→ Task: Search the records for the word "размножение" and report each line that has it.

→ Task inputs:

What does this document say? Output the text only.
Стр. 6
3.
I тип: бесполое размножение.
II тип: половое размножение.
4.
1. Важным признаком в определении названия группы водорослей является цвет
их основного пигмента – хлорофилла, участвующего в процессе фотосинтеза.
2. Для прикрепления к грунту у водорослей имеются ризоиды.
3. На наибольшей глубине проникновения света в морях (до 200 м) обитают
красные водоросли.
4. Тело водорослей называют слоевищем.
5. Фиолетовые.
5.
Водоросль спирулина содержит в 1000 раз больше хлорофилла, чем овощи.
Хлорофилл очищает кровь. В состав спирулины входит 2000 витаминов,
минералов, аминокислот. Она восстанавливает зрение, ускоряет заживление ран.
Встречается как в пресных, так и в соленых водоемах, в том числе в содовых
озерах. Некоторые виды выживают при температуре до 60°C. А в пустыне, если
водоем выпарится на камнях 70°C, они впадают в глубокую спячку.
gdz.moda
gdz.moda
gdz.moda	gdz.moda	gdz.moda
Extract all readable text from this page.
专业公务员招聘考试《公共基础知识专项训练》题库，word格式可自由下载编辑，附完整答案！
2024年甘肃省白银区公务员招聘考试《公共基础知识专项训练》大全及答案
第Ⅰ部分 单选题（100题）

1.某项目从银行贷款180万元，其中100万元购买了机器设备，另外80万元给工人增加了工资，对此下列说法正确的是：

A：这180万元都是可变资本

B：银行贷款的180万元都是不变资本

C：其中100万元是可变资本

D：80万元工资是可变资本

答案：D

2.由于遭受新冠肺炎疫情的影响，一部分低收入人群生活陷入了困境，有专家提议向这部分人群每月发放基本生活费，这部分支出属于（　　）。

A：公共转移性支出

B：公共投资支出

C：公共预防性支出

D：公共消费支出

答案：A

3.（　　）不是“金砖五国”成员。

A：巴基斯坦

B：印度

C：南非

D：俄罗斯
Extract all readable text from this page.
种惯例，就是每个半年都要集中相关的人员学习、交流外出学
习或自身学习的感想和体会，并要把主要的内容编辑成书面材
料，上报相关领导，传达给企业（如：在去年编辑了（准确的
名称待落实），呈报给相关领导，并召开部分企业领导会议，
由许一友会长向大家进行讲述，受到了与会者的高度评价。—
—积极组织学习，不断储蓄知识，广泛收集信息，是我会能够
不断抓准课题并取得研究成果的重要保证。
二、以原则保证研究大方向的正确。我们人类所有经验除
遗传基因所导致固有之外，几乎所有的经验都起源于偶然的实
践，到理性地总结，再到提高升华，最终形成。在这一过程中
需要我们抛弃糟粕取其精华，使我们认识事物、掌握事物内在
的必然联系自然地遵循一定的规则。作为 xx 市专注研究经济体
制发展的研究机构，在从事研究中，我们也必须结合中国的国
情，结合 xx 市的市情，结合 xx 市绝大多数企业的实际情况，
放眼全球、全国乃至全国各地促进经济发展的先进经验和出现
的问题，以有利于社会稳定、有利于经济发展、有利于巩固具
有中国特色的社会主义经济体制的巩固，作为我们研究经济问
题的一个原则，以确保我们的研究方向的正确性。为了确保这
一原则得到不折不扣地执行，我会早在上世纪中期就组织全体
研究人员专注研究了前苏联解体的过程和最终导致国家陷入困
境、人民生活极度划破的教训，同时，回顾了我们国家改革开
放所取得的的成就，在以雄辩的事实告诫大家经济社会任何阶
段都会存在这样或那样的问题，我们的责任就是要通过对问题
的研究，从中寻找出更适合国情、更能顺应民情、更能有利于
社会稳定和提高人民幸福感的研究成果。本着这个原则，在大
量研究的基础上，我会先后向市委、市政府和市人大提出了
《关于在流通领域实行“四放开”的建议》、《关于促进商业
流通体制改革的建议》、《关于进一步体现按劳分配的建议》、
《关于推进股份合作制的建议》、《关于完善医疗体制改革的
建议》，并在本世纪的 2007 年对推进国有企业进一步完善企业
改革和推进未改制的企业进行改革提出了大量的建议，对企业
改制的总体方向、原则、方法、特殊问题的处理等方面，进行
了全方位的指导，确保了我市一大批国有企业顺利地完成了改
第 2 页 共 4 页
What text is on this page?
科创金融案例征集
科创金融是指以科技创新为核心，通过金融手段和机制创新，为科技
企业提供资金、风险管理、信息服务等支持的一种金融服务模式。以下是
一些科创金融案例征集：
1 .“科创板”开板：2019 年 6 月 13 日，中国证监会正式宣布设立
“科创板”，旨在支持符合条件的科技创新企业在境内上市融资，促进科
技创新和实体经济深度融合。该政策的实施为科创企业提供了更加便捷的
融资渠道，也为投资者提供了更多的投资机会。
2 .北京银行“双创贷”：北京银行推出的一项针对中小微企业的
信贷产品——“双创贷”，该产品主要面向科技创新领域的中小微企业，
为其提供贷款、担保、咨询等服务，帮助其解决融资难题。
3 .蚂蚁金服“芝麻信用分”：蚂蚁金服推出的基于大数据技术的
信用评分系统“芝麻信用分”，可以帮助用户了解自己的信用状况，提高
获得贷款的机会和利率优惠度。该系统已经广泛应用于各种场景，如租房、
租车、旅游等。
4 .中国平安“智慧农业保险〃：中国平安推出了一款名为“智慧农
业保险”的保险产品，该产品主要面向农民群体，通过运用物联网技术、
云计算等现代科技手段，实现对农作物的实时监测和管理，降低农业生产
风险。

→ Answer below:
I тип: бесполое размножение.
II тип: половое размножение.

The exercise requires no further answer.